▶ WRITTEN TASK
Every line below is to be copied exactly, with the pictures left out.

[Figure record listings]
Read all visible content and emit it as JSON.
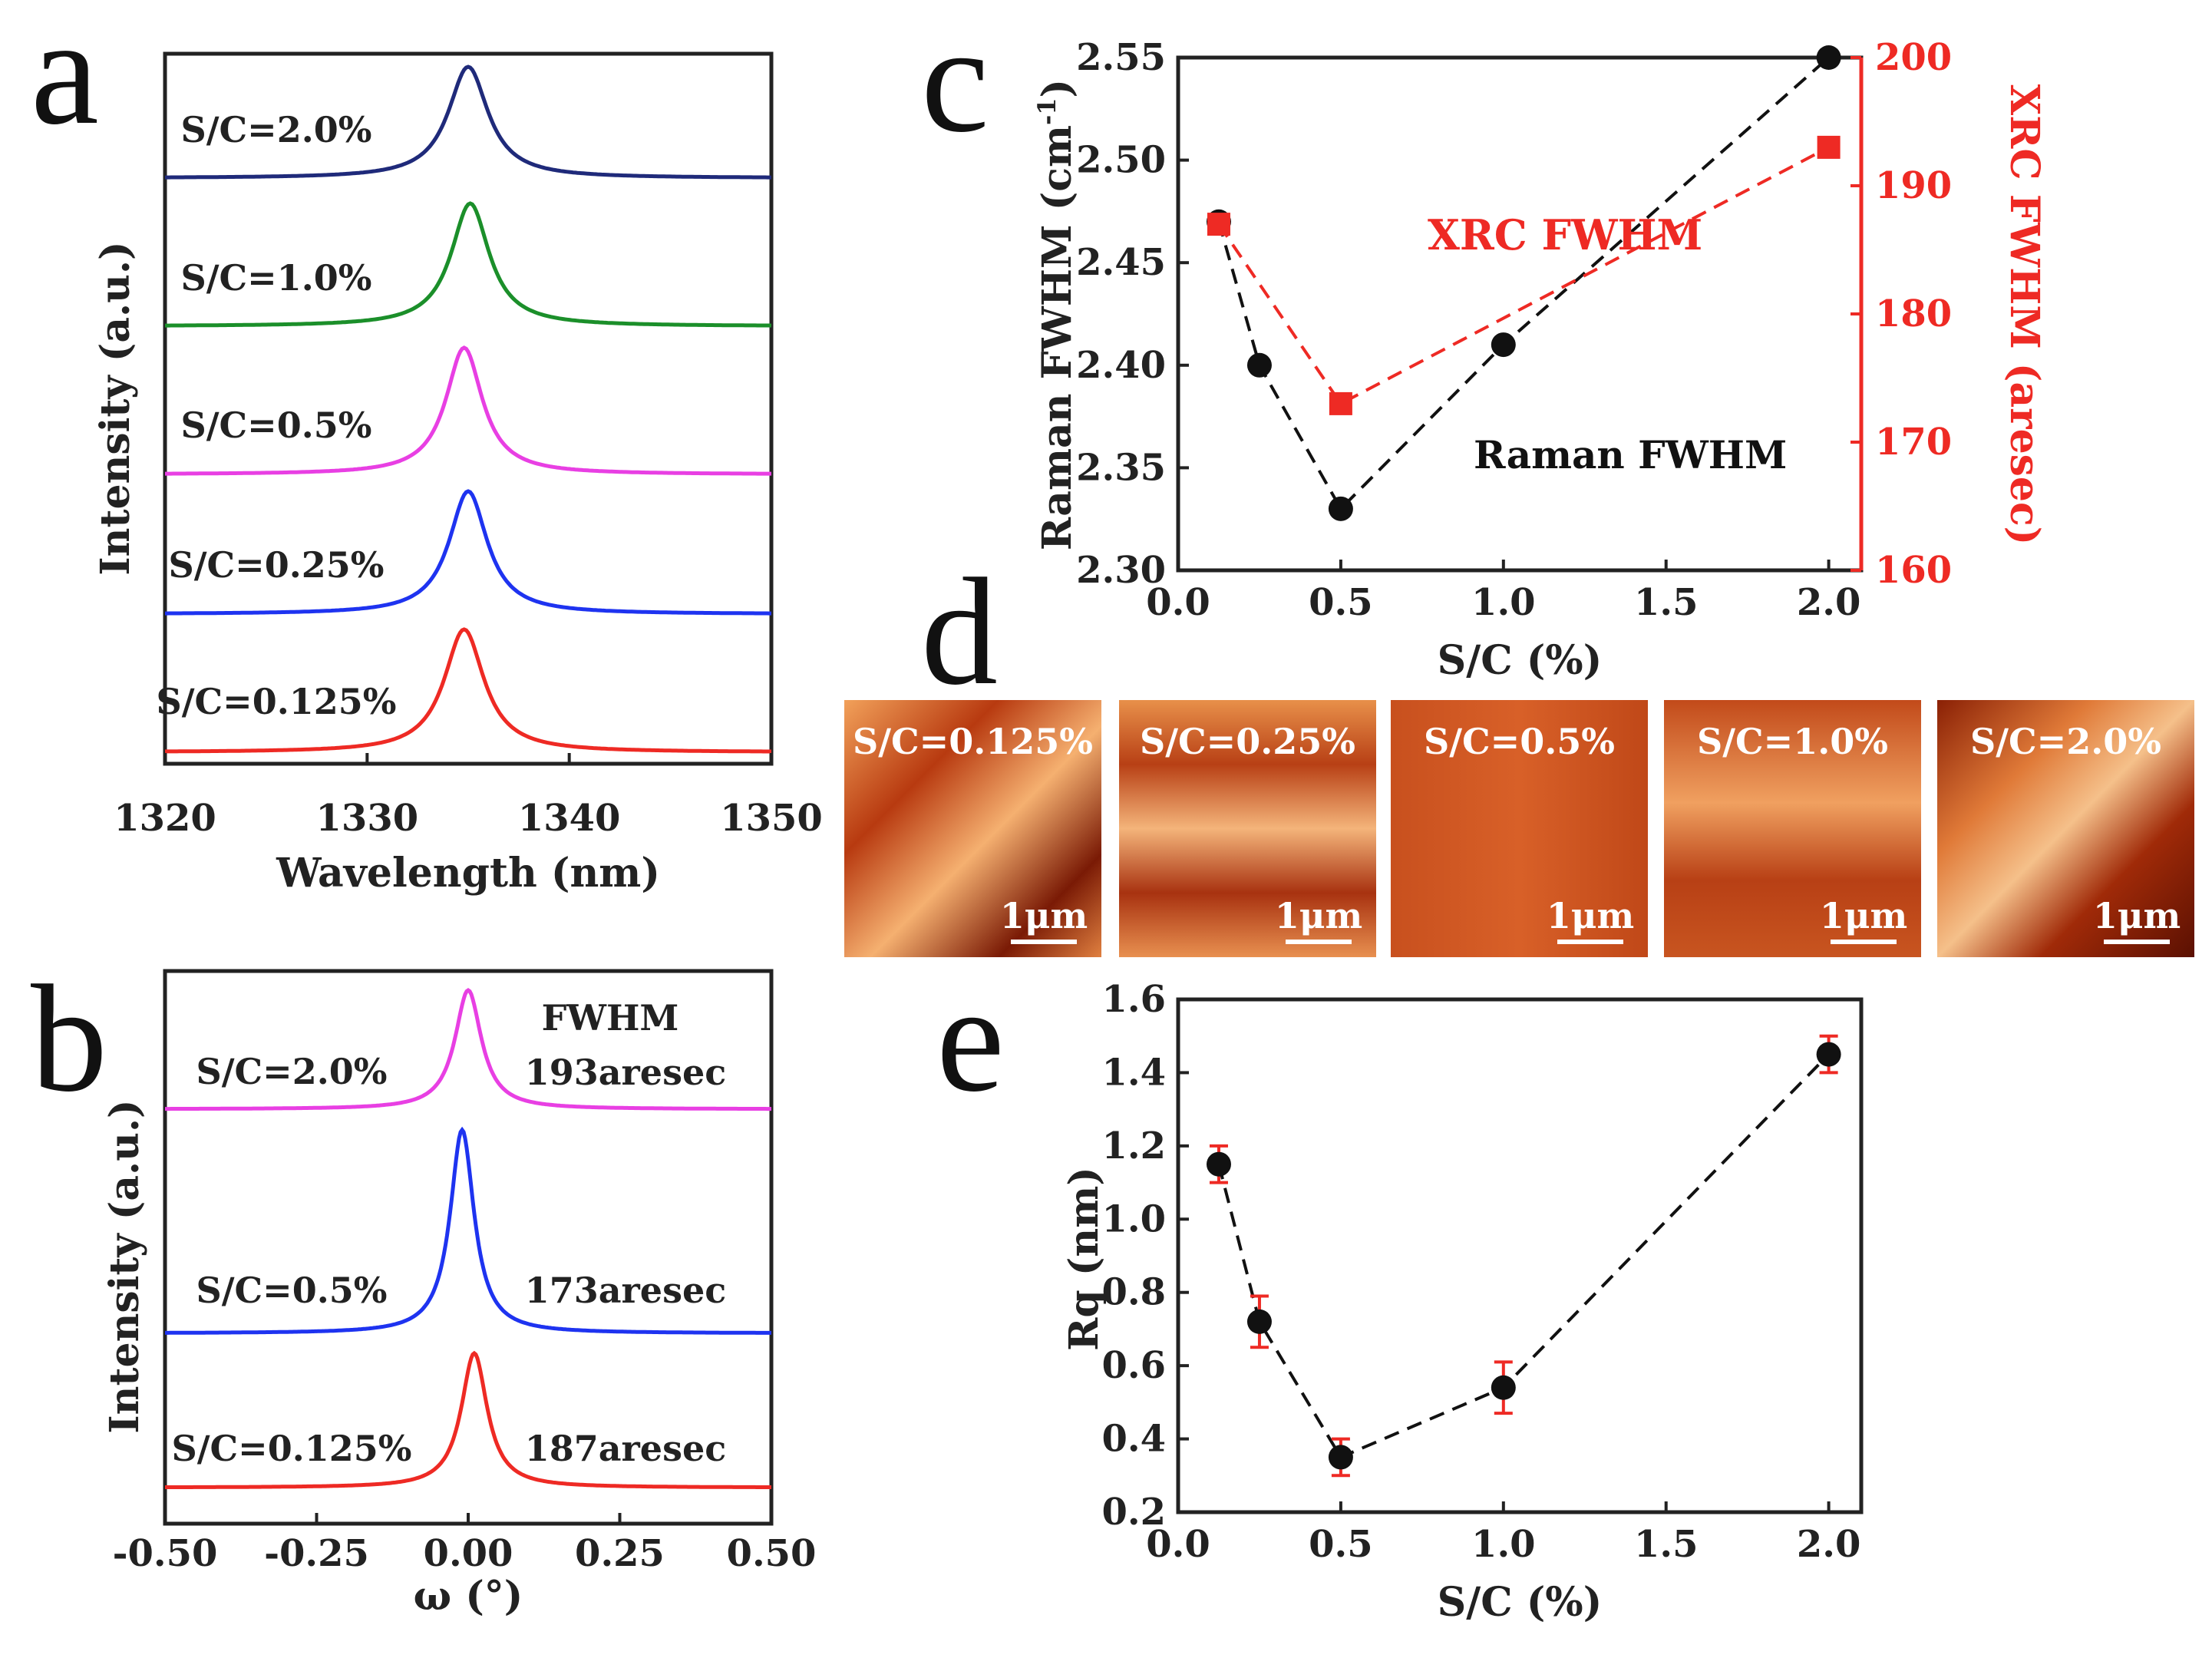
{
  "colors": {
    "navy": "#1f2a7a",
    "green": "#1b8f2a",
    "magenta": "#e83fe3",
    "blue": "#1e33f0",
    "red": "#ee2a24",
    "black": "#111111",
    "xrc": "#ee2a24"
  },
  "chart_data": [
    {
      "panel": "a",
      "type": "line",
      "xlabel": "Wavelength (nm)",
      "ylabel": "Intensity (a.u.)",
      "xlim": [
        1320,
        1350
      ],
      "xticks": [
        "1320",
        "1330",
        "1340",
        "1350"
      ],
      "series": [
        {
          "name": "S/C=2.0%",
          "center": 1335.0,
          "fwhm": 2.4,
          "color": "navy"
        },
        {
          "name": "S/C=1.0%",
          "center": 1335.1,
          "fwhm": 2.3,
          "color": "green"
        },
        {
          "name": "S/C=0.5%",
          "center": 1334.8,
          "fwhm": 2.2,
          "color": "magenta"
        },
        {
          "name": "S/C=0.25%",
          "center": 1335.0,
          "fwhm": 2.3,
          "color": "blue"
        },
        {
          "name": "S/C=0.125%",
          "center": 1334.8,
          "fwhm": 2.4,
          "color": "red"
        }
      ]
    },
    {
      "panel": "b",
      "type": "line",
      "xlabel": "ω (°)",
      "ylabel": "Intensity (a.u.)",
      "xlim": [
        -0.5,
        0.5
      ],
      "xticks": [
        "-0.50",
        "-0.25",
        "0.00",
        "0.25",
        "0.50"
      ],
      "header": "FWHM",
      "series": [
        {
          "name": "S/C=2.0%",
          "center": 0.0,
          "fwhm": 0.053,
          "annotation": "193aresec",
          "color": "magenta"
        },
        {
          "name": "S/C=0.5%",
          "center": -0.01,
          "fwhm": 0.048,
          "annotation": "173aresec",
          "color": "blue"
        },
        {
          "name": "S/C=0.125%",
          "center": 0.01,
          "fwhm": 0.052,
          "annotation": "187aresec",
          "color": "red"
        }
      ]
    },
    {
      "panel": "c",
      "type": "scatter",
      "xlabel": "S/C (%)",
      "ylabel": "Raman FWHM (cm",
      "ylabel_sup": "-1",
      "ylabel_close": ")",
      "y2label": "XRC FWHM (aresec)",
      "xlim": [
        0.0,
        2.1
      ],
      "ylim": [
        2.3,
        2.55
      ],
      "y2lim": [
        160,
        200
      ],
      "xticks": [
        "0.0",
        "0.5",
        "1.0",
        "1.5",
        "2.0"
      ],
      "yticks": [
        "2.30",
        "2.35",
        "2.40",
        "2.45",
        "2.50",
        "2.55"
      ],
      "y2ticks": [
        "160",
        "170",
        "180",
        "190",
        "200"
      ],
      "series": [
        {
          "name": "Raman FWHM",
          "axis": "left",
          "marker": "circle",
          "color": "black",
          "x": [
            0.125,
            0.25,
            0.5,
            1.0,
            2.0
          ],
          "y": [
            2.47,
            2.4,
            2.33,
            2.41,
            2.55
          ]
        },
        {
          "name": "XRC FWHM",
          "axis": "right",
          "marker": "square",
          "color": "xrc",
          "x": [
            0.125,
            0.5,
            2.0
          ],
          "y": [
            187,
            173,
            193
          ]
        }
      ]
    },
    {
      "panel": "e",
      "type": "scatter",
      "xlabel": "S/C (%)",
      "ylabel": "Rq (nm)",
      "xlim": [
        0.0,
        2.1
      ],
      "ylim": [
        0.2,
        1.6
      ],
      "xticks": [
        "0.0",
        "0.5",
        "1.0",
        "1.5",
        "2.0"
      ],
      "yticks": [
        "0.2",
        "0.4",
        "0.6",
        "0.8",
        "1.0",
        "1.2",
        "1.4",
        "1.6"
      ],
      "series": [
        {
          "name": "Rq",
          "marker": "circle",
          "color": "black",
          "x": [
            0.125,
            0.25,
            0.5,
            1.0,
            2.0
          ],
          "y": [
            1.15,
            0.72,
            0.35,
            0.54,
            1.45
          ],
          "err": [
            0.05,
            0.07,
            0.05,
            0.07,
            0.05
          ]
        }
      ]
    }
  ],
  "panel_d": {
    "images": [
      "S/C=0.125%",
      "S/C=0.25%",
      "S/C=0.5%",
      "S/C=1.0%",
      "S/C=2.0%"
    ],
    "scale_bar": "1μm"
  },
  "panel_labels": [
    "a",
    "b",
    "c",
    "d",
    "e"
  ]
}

▶ ANSWER TO THIS TASK
Read all visible content and emit it as JSON.
{
  "colors": {
    "navy": "#1f2a7a",
    "green": "#1b8f2a",
    "magenta": "#e83fe3",
    "blue": "#1e33f0",
    "red": "#ee2a24",
    "black": "#111111",
    "xrc": "#ee2a24"
  },
  "chart_data": [
    {
      "panel": "a",
      "type": "line",
      "xlabel": "Wavelength (nm)",
      "ylabel": "Intensity (a.u.)",
      "xlim": [
        1320,
        1350
      ],
      "xticks": [
        "1320",
        "1330",
        "1340",
        "1350"
      ],
      "series": [
        {
          "name": "S/C=2.0%",
          "center": 1335.0,
          "fwhm": 2.4,
          "color": "navy"
        },
        {
          "name": "S/C=1.0%",
          "center": 1335.1,
          "fwhm": 2.3,
          "color": "green"
        },
        {
          "name": "S/C=0.5%",
          "center": 1334.8,
          "fwhm": 2.2,
          "color": "magenta"
        },
        {
          "name": "S/C=0.25%",
          "center": 1335.0,
          "fwhm": 2.3,
          "color": "blue"
        },
        {
          "name": "S/C=0.125%",
          "center": 1334.8,
          "fwhm": 2.4,
          "color": "red"
        }
      ]
    },
    {
      "panel": "b",
      "type": "line",
      "xlabel": "ω (°)",
      "ylabel": "Intensity (a.u.)",
      "xlim": [
        -0.5,
        0.5
      ],
      "xticks": [
        "-0.50",
        "-0.25",
        "0.00",
        "0.25",
        "0.50"
      ],
      "header": "FWHM",
      "series": [
        {
          "name": "S/C=2.0%",
          "center": 0.0,
          "fwhm": 0.053,
          "annotation": "193aresec",
          "color": "magenta"
        },
        {
          "name": "S/C=0.5%",
          "center": -0.01,
          "fwhm": 0.048,
          "annotation": "173aresec",
          "color": "blue"
        },
        {
          "name": "S/C=0.125%",
          "center": 0.01,
          "fwhm": 0.052,
          "annotation": "187aresec",
          "color": "red"
        }
      ]
    },
    {
      "panel": "c",
      "type": "scatter",
      "xlabel": "S/C (%)",
      "ylabel": "Raman FWHM (cm",
      "ylabel_sup": "-1",
      "ylabel_close": ")",
      "y2label": "XRC FWHM (aresec)",
      "xlim": [
        0.0,
        2.1
      ],
      "ylim": [
        2.3,
        2.55
      ],
      "y2lim": [
        160,
        200
      ],
      "xticks": [
        "0.0",
        "0.5",
        "1.0",
        "1.5",
        "2.0"
      ],
      "yticks": [
        "2.30",
        "2.35",
        "2.40",
        "2.45",
        "2.50",
        "2.55"
      ],
      "y2ticks": [
        "160",
        "170",
        "180",
        "190",
        "200"
      ],
      "series": [
        {
          "name": "Raman FWHM",
          "axis": "left",
          "marker": "circle",
          "color": "black",
          "x": [
            0.125,
            0.25,
            0.5,
            1.0,
            2.0
          ],
          "y": [
            2.47,
            2.4,
            2.33,
            2.41,
            2.55
          ]
        },
        {
          "name": "XRC FWHM",
          "axis": "right",
          "marker": "square",
          "color": "xrc",
          "x": [
            0.125,
            0.5,
            2.0
          ],
          "y": [
            187,
            173,
            193
          ]
        }
      ]
    },
    {
      "panel": "e",
      "type": "scatter",
      "xlabel": "S/C (%)",
      "ylabel": "Rq (nm)",
      "xlim": [
        0.0,
        2.1
      ],
      "ylim": [
        0.2,
        1.6
      ],
      "xticks": [
        "0.0",
        "0.5",
        "1.0",
        "1.5",
        "2.0"
      ],
      "yticks": [
        "0.2",
        "0.4",
        "0.6",
        "0.8",
        "1.0",
        "1.2",
        "1.4",
        "1.6"
      ],
      "series": [
        {
          "name": "Rq",
          "marker": "circle",
          "color": "black",
          "x": [
            0.125,
            0.25,
            0.5,
            1.0,
            2.0
          ],
          "y": [
            1.15,
            0.72,
            0.35,
            0.54,
            1.45
          ],
          "err": [
            0.05,
            0.07,
            0.05,
            0.07,
            0.05
          ]
        }
      ]
    }
  ],
  "panel_d": {
    "images": [
      "S/C=0.125%",
      "S/C=0.25%",
      "S/C=0.5%",
      "S/C=1.0%",
      "S/C=2.0%"
    ],
    "scale_bar": "1μm"
  },
  "panel_labels": [
    "a",
    "b",
    "c",
    "d",
    "e"
  ]
}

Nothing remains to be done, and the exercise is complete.